Pick out every line that holds the string "here" and copy it.

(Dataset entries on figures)
++++++

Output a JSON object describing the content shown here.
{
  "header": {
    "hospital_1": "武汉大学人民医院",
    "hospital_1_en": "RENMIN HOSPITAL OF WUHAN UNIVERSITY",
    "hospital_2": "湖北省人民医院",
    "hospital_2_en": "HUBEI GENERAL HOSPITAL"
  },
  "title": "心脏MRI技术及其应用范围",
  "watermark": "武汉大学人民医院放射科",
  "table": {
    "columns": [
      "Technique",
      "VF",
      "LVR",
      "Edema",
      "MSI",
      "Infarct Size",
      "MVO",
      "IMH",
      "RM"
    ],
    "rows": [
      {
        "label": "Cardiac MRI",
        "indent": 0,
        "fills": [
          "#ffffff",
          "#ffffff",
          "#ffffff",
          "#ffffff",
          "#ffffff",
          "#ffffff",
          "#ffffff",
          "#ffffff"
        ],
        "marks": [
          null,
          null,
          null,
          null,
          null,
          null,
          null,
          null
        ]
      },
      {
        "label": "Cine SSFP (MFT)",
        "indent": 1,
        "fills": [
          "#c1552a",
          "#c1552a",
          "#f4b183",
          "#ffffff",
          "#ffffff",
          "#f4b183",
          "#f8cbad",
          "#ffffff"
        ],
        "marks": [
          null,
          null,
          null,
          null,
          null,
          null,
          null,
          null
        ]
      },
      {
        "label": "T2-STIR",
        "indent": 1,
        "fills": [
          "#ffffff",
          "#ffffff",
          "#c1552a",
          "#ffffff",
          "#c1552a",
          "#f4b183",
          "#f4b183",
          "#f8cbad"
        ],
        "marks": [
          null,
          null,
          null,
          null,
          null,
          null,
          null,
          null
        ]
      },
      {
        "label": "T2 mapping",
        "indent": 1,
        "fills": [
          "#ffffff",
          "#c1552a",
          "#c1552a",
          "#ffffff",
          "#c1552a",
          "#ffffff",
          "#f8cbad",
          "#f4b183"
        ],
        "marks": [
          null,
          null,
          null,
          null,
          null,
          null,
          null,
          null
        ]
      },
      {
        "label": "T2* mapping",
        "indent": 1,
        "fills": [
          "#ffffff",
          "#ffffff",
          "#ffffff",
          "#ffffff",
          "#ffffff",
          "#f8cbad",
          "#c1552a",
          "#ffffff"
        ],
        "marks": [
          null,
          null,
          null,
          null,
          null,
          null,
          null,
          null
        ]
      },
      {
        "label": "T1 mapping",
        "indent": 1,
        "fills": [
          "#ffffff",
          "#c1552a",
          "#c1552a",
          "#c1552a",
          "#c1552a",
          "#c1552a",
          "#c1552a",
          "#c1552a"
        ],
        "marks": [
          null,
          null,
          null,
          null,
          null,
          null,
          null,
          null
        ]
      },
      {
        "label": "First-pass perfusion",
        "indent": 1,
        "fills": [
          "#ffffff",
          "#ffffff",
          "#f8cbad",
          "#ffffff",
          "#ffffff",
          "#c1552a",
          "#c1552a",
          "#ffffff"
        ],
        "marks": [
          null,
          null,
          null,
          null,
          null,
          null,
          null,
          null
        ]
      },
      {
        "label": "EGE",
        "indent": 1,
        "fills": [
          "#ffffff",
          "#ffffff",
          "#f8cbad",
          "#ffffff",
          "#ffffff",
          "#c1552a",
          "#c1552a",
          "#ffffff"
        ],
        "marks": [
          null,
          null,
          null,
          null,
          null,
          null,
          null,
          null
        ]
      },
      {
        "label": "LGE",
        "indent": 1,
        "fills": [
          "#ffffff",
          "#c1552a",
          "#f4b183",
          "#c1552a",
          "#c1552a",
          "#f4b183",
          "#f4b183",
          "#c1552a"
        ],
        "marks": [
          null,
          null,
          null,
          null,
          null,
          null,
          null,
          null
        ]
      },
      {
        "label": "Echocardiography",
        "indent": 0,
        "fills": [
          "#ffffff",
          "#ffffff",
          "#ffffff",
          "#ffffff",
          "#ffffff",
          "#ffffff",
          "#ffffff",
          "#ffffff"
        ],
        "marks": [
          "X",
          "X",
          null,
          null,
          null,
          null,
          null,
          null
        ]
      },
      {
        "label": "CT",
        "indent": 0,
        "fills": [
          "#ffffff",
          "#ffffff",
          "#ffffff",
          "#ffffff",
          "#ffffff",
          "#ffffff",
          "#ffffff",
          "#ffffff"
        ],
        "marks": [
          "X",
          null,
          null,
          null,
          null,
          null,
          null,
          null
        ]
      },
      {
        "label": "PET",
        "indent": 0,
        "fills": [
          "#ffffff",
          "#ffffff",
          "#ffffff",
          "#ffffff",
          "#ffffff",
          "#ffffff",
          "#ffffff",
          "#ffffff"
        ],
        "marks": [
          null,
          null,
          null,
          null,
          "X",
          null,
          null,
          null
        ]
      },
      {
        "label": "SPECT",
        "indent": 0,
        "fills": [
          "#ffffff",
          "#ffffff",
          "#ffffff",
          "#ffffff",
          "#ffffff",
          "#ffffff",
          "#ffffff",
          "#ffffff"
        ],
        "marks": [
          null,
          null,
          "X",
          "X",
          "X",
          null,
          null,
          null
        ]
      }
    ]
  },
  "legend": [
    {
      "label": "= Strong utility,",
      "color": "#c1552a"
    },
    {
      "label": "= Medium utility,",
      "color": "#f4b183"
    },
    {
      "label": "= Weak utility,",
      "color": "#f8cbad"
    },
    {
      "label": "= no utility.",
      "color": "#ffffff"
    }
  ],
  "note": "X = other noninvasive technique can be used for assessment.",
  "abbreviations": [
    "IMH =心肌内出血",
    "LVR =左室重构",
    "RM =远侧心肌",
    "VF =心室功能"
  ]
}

++++++

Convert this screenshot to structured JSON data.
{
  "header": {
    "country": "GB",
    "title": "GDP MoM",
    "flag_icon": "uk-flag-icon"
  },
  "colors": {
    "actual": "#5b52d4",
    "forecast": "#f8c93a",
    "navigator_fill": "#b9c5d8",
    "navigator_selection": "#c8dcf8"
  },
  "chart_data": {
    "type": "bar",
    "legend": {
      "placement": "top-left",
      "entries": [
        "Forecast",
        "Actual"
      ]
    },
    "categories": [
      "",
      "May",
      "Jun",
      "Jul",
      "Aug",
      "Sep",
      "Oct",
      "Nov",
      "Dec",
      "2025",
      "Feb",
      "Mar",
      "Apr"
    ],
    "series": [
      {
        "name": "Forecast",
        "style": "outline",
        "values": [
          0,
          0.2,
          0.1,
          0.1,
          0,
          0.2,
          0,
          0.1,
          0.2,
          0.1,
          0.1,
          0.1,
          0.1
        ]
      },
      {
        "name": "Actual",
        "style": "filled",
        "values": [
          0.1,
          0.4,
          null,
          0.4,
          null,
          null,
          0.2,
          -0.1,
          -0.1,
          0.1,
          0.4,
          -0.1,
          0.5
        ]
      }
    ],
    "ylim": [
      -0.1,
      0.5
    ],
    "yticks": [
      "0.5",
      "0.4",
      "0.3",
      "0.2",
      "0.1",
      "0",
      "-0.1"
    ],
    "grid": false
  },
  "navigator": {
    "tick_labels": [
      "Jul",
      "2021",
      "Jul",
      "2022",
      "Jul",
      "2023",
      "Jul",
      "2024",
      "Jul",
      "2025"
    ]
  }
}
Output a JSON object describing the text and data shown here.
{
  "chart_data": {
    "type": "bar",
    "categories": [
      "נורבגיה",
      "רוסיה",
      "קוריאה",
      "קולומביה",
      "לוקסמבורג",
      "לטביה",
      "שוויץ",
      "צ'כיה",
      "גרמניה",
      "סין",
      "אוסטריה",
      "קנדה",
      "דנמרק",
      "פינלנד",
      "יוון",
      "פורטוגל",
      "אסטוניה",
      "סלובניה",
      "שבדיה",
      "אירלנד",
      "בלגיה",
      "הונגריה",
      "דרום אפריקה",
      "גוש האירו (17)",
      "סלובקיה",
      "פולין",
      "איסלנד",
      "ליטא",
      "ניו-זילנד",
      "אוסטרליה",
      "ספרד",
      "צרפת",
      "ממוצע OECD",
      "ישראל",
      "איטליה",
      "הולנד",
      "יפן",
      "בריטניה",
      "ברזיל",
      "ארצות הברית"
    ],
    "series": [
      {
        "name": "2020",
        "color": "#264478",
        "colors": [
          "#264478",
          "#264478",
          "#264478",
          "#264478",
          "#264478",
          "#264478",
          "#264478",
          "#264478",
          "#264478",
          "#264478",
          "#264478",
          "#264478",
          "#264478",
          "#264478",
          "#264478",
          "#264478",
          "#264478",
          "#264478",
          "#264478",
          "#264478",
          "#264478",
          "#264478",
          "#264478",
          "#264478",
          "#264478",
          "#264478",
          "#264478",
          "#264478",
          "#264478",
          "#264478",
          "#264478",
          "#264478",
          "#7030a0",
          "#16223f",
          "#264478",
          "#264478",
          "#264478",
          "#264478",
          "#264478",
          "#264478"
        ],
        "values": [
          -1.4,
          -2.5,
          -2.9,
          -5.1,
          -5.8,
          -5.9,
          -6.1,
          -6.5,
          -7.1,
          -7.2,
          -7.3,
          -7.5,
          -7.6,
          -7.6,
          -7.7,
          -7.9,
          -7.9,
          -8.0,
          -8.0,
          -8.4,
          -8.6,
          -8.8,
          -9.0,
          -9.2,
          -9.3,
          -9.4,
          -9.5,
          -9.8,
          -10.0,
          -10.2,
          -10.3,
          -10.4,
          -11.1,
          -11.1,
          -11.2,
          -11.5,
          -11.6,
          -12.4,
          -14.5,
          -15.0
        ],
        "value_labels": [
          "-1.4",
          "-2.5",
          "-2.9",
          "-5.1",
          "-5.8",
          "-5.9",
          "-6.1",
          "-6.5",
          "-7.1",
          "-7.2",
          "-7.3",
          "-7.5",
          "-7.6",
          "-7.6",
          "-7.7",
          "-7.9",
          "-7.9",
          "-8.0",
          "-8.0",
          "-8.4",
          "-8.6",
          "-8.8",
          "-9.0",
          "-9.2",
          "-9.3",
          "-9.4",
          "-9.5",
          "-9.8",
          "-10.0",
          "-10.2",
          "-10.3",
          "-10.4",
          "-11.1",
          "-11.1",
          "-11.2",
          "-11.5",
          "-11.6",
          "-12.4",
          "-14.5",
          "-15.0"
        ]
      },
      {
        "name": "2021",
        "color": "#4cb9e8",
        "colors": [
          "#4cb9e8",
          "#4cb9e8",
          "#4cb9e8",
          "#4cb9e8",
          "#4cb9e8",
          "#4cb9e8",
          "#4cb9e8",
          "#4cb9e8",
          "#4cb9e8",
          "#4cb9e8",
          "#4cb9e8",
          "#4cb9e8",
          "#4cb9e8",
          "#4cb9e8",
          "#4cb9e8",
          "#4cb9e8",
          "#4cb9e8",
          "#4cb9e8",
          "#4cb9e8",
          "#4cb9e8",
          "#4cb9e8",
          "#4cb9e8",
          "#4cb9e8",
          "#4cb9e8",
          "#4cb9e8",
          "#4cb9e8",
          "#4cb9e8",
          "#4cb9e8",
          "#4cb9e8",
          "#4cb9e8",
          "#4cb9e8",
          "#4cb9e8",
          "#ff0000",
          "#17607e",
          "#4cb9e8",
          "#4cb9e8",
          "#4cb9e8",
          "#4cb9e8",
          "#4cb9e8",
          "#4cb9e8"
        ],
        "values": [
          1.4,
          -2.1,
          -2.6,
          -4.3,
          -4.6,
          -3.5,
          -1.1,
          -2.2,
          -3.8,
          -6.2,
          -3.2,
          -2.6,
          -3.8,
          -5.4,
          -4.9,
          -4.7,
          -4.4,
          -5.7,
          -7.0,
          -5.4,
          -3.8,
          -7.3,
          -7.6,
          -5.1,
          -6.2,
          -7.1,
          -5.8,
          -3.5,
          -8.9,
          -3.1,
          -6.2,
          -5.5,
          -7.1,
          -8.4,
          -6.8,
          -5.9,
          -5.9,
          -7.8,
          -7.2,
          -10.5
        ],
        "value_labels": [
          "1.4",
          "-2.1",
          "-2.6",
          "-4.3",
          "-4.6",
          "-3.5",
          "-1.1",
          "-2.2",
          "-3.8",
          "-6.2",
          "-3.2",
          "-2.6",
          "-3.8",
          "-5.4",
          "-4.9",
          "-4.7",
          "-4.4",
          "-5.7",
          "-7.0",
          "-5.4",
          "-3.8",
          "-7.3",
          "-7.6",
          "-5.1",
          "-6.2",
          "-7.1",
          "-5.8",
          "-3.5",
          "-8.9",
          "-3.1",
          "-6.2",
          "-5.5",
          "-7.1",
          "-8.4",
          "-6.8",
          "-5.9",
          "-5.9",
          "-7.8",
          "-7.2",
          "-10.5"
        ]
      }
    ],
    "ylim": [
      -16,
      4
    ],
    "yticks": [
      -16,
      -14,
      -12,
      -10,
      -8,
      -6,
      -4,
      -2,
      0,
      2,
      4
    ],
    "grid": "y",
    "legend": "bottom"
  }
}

++++++

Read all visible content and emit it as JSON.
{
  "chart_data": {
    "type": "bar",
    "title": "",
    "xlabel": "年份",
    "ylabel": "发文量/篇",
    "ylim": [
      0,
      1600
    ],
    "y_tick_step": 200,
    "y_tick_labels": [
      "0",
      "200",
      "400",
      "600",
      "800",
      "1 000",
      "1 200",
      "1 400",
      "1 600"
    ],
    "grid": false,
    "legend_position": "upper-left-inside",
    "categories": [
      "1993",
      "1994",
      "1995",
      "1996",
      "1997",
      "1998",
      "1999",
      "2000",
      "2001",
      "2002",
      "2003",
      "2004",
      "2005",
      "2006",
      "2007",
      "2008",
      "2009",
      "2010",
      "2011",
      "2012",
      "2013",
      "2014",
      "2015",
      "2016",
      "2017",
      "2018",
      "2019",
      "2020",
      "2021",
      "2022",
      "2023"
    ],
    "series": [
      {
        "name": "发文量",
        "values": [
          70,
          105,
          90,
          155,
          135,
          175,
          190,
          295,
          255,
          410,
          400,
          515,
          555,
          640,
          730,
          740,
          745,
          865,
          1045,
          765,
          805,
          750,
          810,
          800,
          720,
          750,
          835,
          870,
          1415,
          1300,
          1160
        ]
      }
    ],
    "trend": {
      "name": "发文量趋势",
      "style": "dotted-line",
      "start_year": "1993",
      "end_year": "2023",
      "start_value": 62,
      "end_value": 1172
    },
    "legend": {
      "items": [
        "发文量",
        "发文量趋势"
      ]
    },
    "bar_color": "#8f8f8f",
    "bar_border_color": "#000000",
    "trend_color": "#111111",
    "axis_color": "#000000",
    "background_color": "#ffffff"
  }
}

++++++

## Answer to this problem
Output a JSON object describing the content shown here.
Output a JSON object describing the text and data shown here.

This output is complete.